» WORK INSTRUCTIONS: List each line of the data in which the string "kończą" appears.

» DATA SECTION:
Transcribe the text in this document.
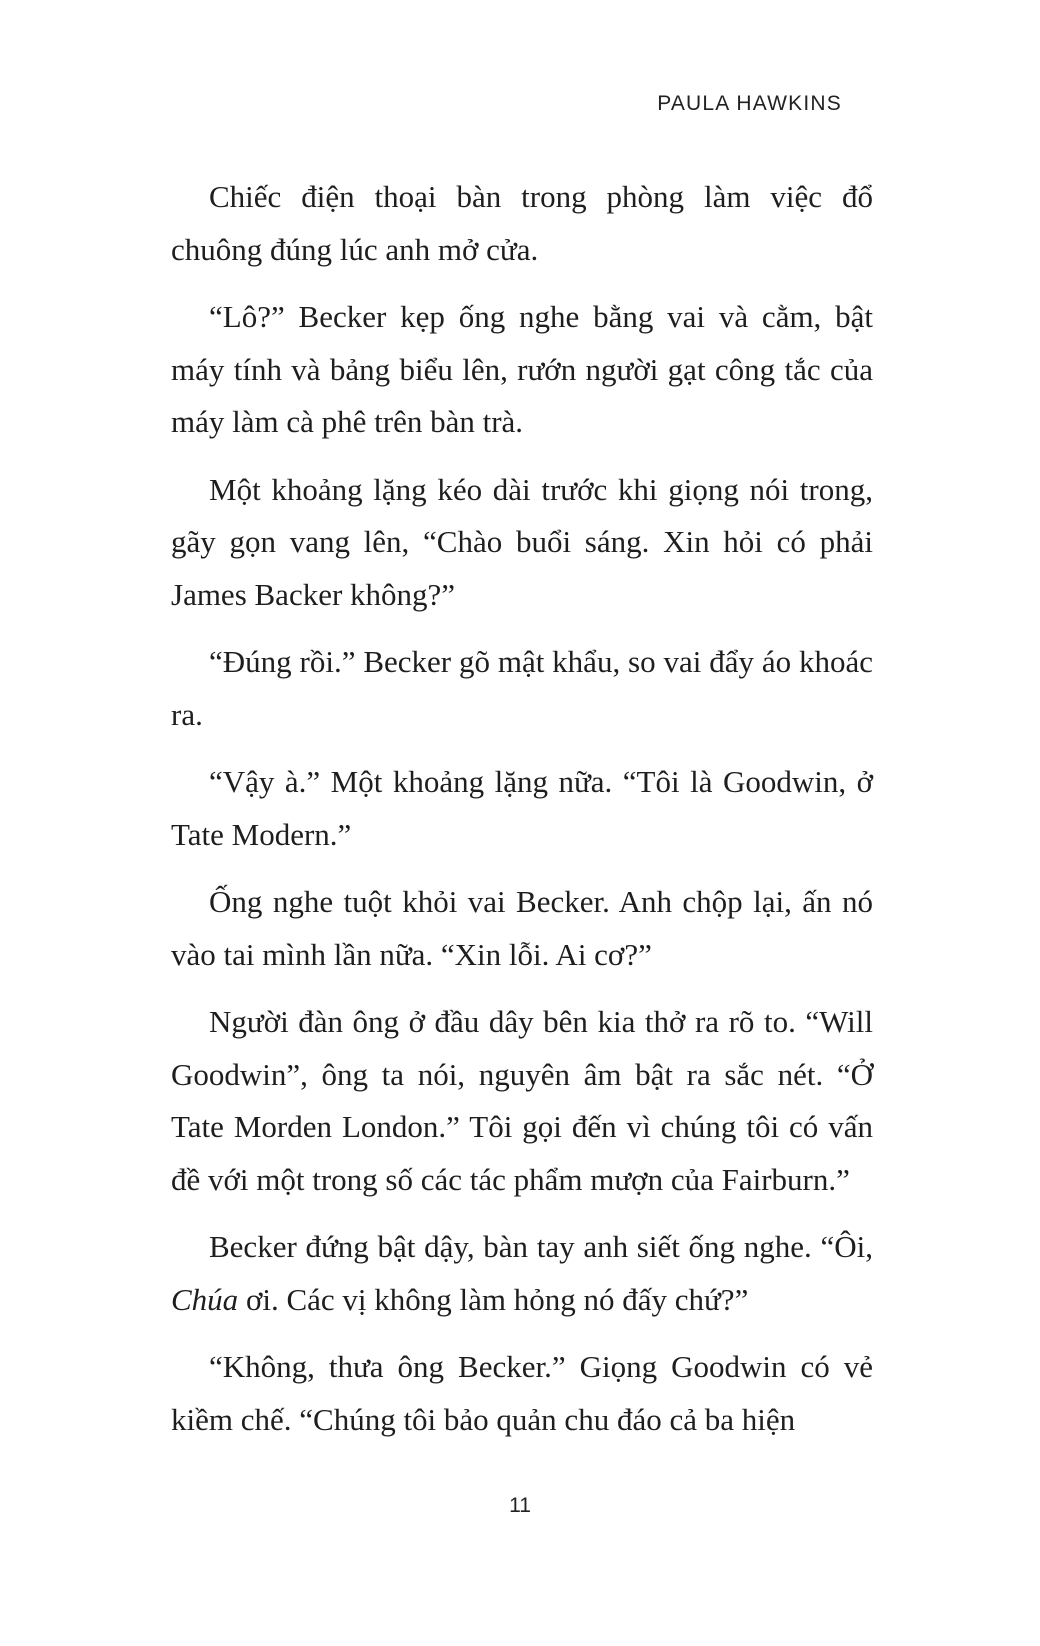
PAULA HAWKINS

Chiếc điện thoại bàn trong phòng làm việc đổ chuông đúng lúc anh mở cửa.

“Lô?” Becker kẹp ống nghe bằng vai và cằm, bật máy tính và bảng biểu lên, rướn người gạt công tắc của máy làm cà phê trên bàn trà.

Một khoảng lặng kéo dài trước khi giọng nói trong, gãy gọn vang lên, “Chào buổi sáng. Xin hỏi có phải James Backer không?”

“Đúng rồi.” Becker gõ mật khẩu, so vai đẩy áo khoác ra.

“Vậy à.” Một khoảng lặng nữa. “Tôi là Goodwin, ở Tate Modern.”

Ống nghe tuột khỏi vai Becker. Anh chộp lại, ấn nó vào tai mình lần nữa. “Xin lỗi. Ai cơ?”

Người đàn ông ở đầu dây bên kia thở ra rõ to. “Will Goodwin”, ông ta nói, nguyên âm bật ra sắc nét. “Ở Tate Morden London.” Tôi gọi đến vì chúng tôi có vấn đề với một trong số các tác phẩm mượn của Fairburn.”

Becker đứng bật dậy, bàn tay anh siết ống nghe. “Ôi, Chúa ơi. Các vị không làm hỏng nó đấy chứ?”

“Không, thưa ông Becker.” Giọng Goodwin có vẻ kiềm chế. “Chúng tôi bảo quản chu đáo cả ba hiện

11
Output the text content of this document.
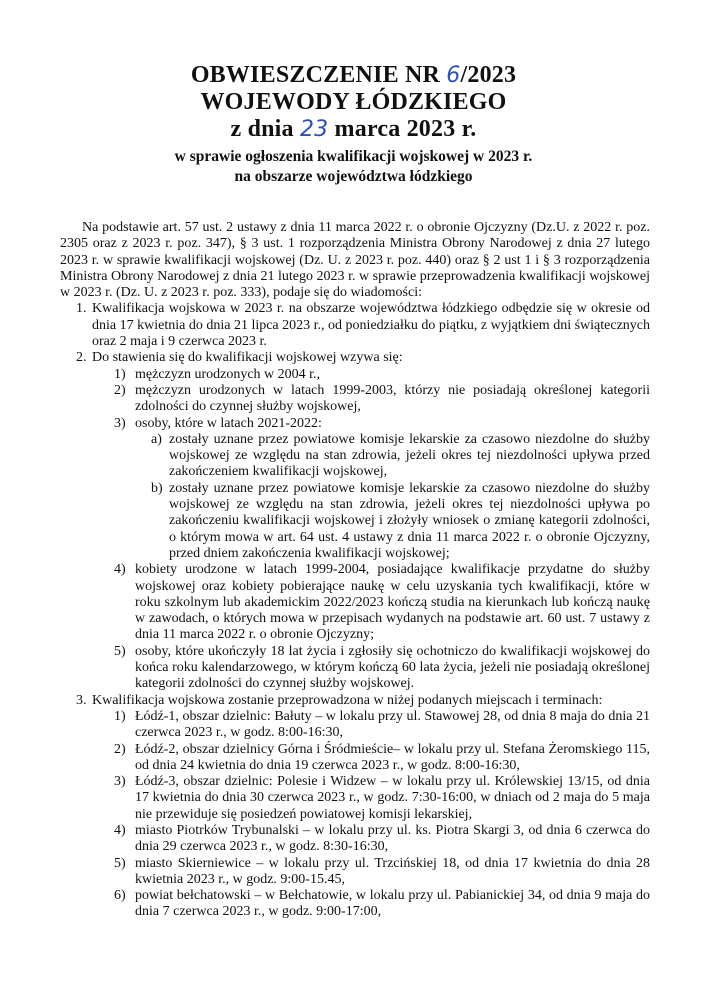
OBWIESZCZENIE NR 6/2023
WOJEWODY ŁÓDZKIEGO
z dnia 23 marca 2023 r.
w sprawie ogłoszenia kwalifikacji wojskowej w 2023 r.
na obszarze województwa łódzkiego

Na podstawie art. 57 ust. 2 ustawy z dnia 11 marca 2022 r. o obronie Ojczyzny (Dz.U. z 2022 r. poz. 2305 oraz z 2023 r. poz. 347), § 3 ust. 1 rozporządzenia Ministra Obrony Narodowej z dnia 27 lutego 2023 r. w sprawie kwalifikacji wojskowej (Dz. U. z 2023 r. poz. 440) oraz § 2 ust 1 i § 3 rozporządzenia Ministra Obrony Narodowej z dnia 21 lutego 2023 r. w sprawie przeprowadzenia kwalifikacji wojskowej w 2023 r. (Dz. U. z 2023 r. poz. 333), podaje się do wiadomości:

1. Kwalifikacja wojskowa w 2023 r. na obszarze województwa łódzkiego odbędzie się w okresie od dnia 17 kwietnia do dnia 21 lipca 2023 r., od poniedziałku do piątku, z wyjątkiem dni świątecznych oraz 2 maja i 9 czerwca 2023 r.
2. Do stawienia się do kwalifikacji wojskowej wzywa się:
1) mężczyzn urodzonych w 2004 r.,
2) mężczyzn urodzonych w latach 1999-2003, którzy nie posiadają określonej kategorii zdolności do czynnej służby wojskowej,
3) osoby, które w latach 2021-2022:
a) zostały uznane przez powiatowe komisje lekarskie za czasowo niezdolne do służby wojskowej ze względu na stan zdrowia, jeżeli okres tej niezdolności upływa przed zakończeniem kwalifikacji wojskowej,
b) zostały uznane przez powiatowe komisje lekarskie za czasowo niezdolne do służby wojskowej ze względu na stan zdrowia, jeżeli okres tej niezdolności upływa po zakończeniu kwalifikacji wojskowej i złożyły wniosek o zmianę kategorii zdolności, o którym mowa w art. 64 ust. 4 ustawy z dnia 11 marca 2022 r. o obronie Ojczyzny, przed dniem zakończenia kwalifikacji wojskowej;
4) kobiety urodzone w latach 1999-2004, posiadające kwalifikacje przydatne do służby wojskowej oraz kobiety pobierające naukę w celu uzyskania tych kwalifikacji, które w roku szkolnym lub akademickim 2022/2023 kończą studia na kierunkach lub kończą naukę w zawodach, o których mowa w przepisach wydanych na podstawie art. 60 ust. 7 ustawy z dnia 11 marca 2022 r. o obronie Ojczyzny;
5) osoby, które ukończyły 18 lat życia i zgłosiły się ochotniczo do kwalifikacji wojskowej do końca roku kalendarzowego, w którym kończą 60 lata życia, jeżeli nie posiadają określonej kategorii zdolności do czynnej służby wojskowej.
3. Kwalifikacja wojskowa zostanie przeprowadzona w niżej podanych miejscach i terminach:
1) Łódź-1, obszar dzielnic: Bałuty – w lokalu przy ul. Stawowej 28, od dnia 8 maja do dnia 21 czerwca 2023 r., w godz. 8:00-16:30,
2) Łódź-2, obszar dzielnicy Górna i Śródmieście– w lokalu przy ul. Stefana Żeromskiego 115, od dnia 24 kwietnia do dnia 19 czerwca 2023 r., w godz. 8:00-16:30,
3) Łódź-3, obszar dzielnic: Polesie i Widzew – w lokalu przy ul. Królewskiej 13/15, od dnia 17 kwietnia do dnia 30 czerwca 2023 r., w godz. 7:30-16:00, w dniach od 2 maja do 5 maja nie przewiduje się posiedzeń powiatowej komisji lekarskiej,
4) miasto Piotrków Trybunalski – w lokalu przy ul. ks. Piotra Skargi 3, od dnia 6 czerwca do dnia 29 czerwca 2023 r., w godz. 8:30-16:30,
5) miasto Skierniewice – w lokalu przy ul. Trzcińskiej 18, od dnia 17 kwietnia do dnia 28 kwietnia 2023 r., w godz. 9:00-15.45,
6) powiat bełchatowski – w Bełchatowie, w lokalu przy ul. Pabianickiej 34, od dnia 9 maja do dnia 7 czerwca 2023 r., w godz. 9:00-17:00,
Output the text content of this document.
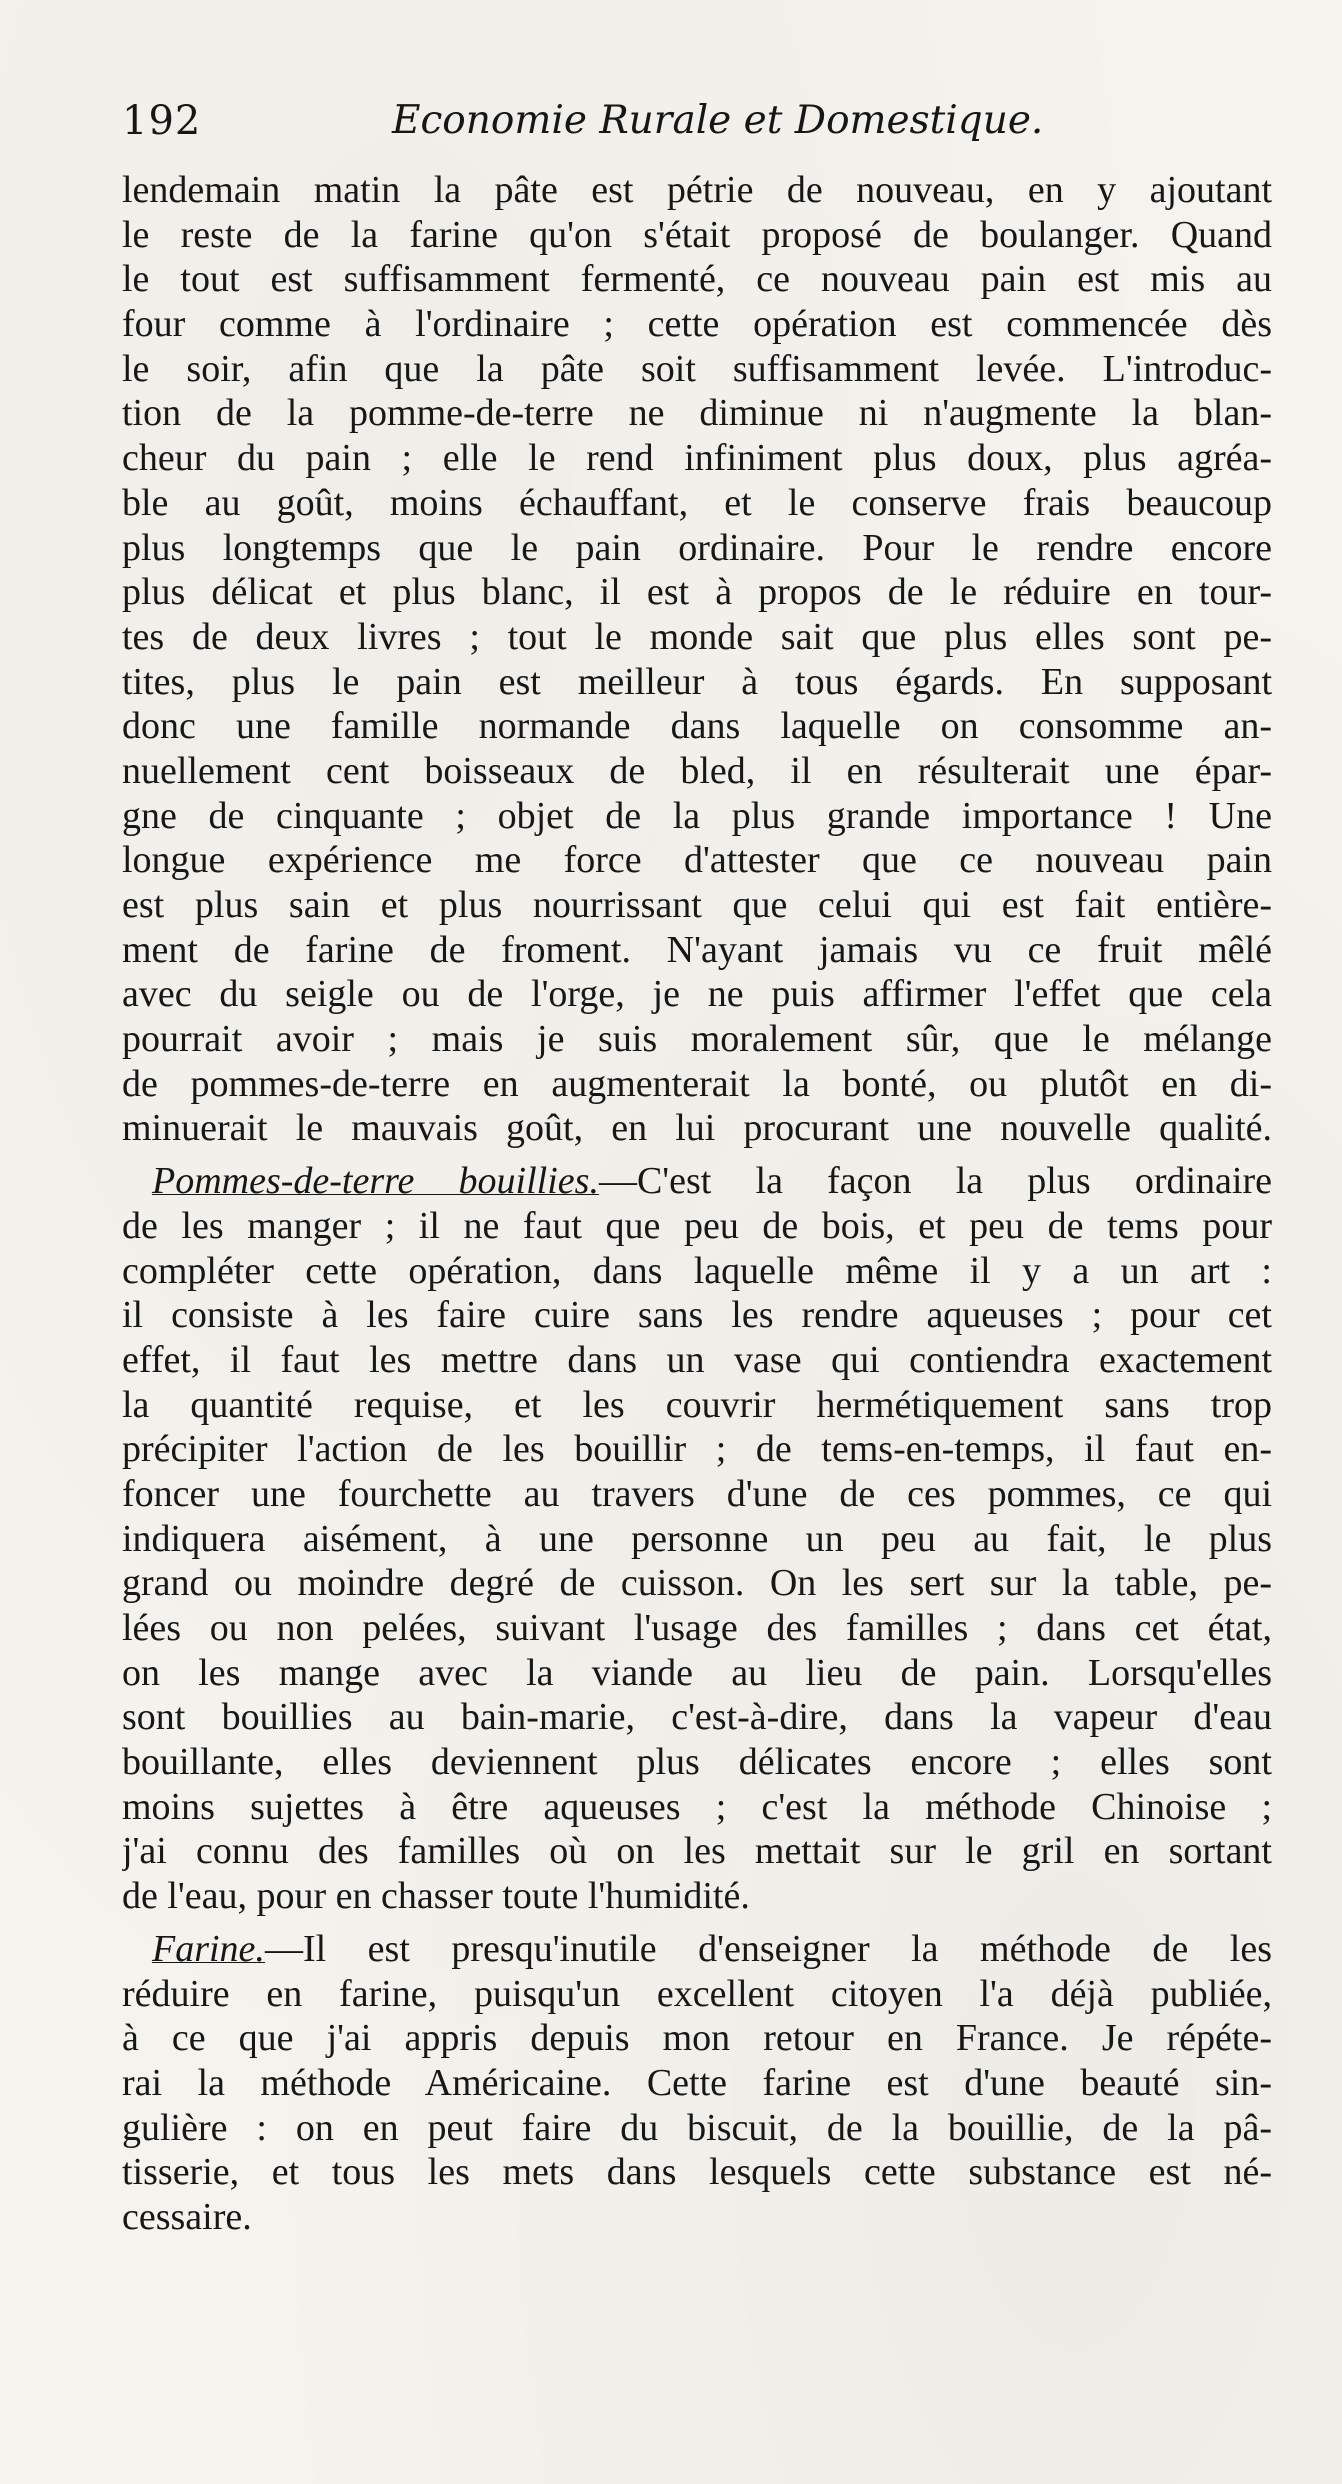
192	Economie Rurale et Domestique.
lendemain matin la pâte est pétrie de nouveau, en y ajoutant
le reste de la farine qu'on s'était proposé de boulanger. Quand
le tout est suffisamment fermenté, ce nouveau pain est mis au
four comme à l'ordinaire ; cette opération est commencée dès
le soir, afin que la pâte soit suffisamment levée. L'introduc-
tion de la pomme-de-terre ne diminue ni n'augmente la blan-
cheur du pain ; elle le rend infiniment plus doux, plus agréa-
ble au goût, moins échauffant, et le conserve frais beaucoup
plus longtemps que le pain ordinaire. Pour le rendre encore
plus délicat et plus blanc, il est à propos de le réduire en tour-
tes de deux livres ; tout le monde sait que plus elles sont pe-
tites, plus le pain est meilleur à tous égards. En supposant
donc une famille normande dans laquelle on consomme an-
nuellement cent boisseaux de bled, il en résulterait une épar-
gne de cinquante ; objet de la plus grande importance ! Une
longue expérience me force d'attester que ce nouveau pain
est plus sain et plus nourrissant que celui qui est fait entière-
ment de farine de froment. N'ayant jamais vu ce fruit mêlé
avec du seigle ou de l'orge, je ne puis affirmer l'effet que cela
pourrait avoir ; mais je suis moralement sûr, que le mélange
de pommes-de-terre en augmenterait la bonté, ou plutôt en di-
minuerait le mauvais goût, en lui procurant une nouvelle qualité.
Pommes-de-terre bouillies.—C'est la façon la plus ordinaire
de les manger ; il ne faut que peu de bois, et peu de tems pour
compléter cette opération, dans laquelle même il y a un art :
il consiste à les faire cuire sans les rendre aqueuses ; pour cet
effet, il faut les mettre dans un vase qui contiendra exactement
la quantité requise, et les couvrir hermétiquement sans trop
précipiter l'action de les bouillir ; de tems-en-temps, il faut en-
foncer une fourchette au travers d'une de ces pommes, ce qui
indiquera aisément, à une personne un peu au fait, le plus
grand ou moindre degré de cuisson. On les sert sur la table, pe-
lées ou non pelées, suivant l'usage des familles ; dans cet état,
on les mange avec la viande au lieu de pain. Lorsqu'elles
sont bouillies au bain-marie, c'est-à-dire, dans la vapeur d'eau
bouillante, elles deviennent plus délicates encore ; elles sont
moins sujettes à être aqueuses ; c'est la méthode Chinoise ;
j'ai connu des familles où on les mettait sur le gril en sortant
de l'eau, pour en chasser toute l'humidité.
Farine.—Il est presqu'inutile d'enseigner la méthode de les
réduire en farine, puisqu'un excellent citoyen l'a déjà publiée,
à ce que j'ai appris depuis mon retour en France. Je répéte-
rai la méthode Américaine. Cette farine est d'une beauté sin-
gulière : on en peut faire du biscuit, de la bouillie, de la pâ-
tisserie, et tous les mets dans lesquels cette substance est né-
cessaire.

» THE ANSWER:
4) kobiety urodzone w latach 1999-2004, posiadające kwalifikacje przydatne do służby wojskowej oraz kobiety pobierające naukę w celu uzyskania tych kwalifikacji, które w roku szkolnym lub akademickim 2022/2023 kończą studia na kierunkach lub kończą naukę w zawodach, o których mowa w przepisach wydanych na podstawie art. 60 ust. 7 ustawy z dnia 11 marca 2022 r. o obronie Ojczyzny;
5) osoby, które ukończyły 18 lat życia i zgłosiły się ochotniczo do kwalifikacji wojskowej do końca roku kalendarzowego, w którym kończą 60 lata życia, jeżeli nie posiadają określonej kategorii zdolności do czynnej służby wojskowej.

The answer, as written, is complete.